(Beginning of Provided text)

Beyond 'All or Nothing': Understanding Isolation
If the query planner was a mystery, transaction isolation levels were a dark art. I knew to wrap related writes in a BEGIN and COMMIT block, thinking of it as a simple "all or nothing" mechanism. This is a dangerously incomplete understanding.
The real beast is concurrency. What happens when two processes try to read and write from the same rows at the same time? This is where isolation levels define the trade-offs between performance and consistency. Most databases default to READ COMMITTED, which prevents dirty reads but allows subtle anomalies like non-repeatable reads or phantom reads.
I was once burned by this on a financial ledger system. Two concurrent processes were calculating account balances. One read a balance, the other posted a new transaction, and then the first process read the same balance again and got a different value. The fix was a stricter isolation level, but understanding why required a deep dive into the guarantees the database was making. The official documentation, like the PostgreSQL chapter on Concurrency Control, is far clearer on these trade-offs than a dozen blog posts.
Why This Foundation Matters Now
This isn't just an old-timer's rant about fundamentals. A deep understanding of SQL is more critical now because the walls between software, data, and AI are dissolving.

(End of Provided text)
(Beginning of Available data)

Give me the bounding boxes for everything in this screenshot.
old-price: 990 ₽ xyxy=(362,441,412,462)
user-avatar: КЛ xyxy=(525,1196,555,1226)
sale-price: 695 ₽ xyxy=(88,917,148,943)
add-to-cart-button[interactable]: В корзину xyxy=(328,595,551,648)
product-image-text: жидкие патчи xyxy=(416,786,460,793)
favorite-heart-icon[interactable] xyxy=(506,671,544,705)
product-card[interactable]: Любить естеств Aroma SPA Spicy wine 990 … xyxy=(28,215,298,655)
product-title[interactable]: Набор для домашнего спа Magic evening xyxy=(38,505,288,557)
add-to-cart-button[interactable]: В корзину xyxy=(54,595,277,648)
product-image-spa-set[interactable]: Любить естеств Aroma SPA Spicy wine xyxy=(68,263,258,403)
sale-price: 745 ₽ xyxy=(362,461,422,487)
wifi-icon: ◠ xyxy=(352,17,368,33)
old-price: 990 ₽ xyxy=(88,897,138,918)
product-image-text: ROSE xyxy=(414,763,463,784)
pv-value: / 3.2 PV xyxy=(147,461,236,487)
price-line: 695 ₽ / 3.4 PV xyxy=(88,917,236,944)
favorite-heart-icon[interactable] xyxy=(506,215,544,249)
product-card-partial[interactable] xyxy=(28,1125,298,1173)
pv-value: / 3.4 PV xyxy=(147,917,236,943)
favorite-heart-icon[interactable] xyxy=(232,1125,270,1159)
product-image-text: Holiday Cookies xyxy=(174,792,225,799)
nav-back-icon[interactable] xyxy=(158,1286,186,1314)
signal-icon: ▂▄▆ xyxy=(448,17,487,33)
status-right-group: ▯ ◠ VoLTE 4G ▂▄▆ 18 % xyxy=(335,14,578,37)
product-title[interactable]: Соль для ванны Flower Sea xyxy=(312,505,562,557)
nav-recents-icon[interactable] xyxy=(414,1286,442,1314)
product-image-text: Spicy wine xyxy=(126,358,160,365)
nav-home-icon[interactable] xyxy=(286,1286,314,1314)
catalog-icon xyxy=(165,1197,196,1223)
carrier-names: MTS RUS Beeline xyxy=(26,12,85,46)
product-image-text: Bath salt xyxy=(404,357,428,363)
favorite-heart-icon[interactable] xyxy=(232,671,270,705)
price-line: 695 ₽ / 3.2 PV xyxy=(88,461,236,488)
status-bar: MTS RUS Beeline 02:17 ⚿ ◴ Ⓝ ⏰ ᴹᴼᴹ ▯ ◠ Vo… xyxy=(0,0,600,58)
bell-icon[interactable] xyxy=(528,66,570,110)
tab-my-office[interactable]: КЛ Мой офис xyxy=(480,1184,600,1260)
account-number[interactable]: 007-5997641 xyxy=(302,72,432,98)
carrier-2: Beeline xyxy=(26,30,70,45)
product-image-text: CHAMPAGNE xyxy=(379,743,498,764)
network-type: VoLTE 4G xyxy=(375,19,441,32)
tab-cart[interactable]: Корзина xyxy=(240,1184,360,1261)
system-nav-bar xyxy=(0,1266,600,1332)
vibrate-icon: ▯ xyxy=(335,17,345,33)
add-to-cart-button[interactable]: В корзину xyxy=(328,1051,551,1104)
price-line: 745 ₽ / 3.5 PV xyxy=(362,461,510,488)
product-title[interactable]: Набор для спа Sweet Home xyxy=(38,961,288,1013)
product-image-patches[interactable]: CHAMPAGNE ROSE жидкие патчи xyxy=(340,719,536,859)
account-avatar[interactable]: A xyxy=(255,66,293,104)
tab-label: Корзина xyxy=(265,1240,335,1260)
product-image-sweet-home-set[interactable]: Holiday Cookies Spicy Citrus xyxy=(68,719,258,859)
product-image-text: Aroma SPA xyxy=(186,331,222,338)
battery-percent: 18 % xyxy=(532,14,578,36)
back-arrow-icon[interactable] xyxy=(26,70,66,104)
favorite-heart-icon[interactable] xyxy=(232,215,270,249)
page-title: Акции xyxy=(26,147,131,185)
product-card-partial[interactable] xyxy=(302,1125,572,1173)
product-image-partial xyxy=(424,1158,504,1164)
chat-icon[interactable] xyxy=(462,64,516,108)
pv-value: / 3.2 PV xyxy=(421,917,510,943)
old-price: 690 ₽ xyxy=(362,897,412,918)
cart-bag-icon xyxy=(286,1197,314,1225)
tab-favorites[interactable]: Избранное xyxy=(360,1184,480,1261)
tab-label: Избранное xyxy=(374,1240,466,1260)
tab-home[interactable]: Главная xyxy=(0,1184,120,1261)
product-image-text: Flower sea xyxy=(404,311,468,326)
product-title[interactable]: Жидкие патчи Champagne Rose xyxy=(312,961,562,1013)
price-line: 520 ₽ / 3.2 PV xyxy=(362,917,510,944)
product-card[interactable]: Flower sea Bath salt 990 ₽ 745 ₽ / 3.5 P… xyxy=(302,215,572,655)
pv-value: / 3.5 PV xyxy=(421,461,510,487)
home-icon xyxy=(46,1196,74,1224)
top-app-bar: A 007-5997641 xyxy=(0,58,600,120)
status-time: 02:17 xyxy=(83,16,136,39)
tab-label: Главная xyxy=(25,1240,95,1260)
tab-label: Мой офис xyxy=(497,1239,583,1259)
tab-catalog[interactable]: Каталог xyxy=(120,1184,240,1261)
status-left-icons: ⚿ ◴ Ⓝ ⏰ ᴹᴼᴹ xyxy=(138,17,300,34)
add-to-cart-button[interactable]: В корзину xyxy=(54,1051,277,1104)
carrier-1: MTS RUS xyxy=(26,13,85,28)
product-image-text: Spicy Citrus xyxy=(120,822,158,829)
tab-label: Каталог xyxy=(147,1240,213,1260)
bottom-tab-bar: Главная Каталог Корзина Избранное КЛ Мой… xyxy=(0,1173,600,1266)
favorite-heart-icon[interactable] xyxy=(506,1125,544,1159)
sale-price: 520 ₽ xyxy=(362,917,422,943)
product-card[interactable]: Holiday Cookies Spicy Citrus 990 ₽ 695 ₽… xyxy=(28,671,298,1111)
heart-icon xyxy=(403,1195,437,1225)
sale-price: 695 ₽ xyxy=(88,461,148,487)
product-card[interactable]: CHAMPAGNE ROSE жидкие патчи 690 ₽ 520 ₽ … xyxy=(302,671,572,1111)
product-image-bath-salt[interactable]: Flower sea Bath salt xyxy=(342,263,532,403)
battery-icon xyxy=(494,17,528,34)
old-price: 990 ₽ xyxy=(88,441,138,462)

(End of Available data)

Exercise directions:
In the text on transaction isolation, which isolation level do most databases use by default?

Solved problem:
READ COMMITTED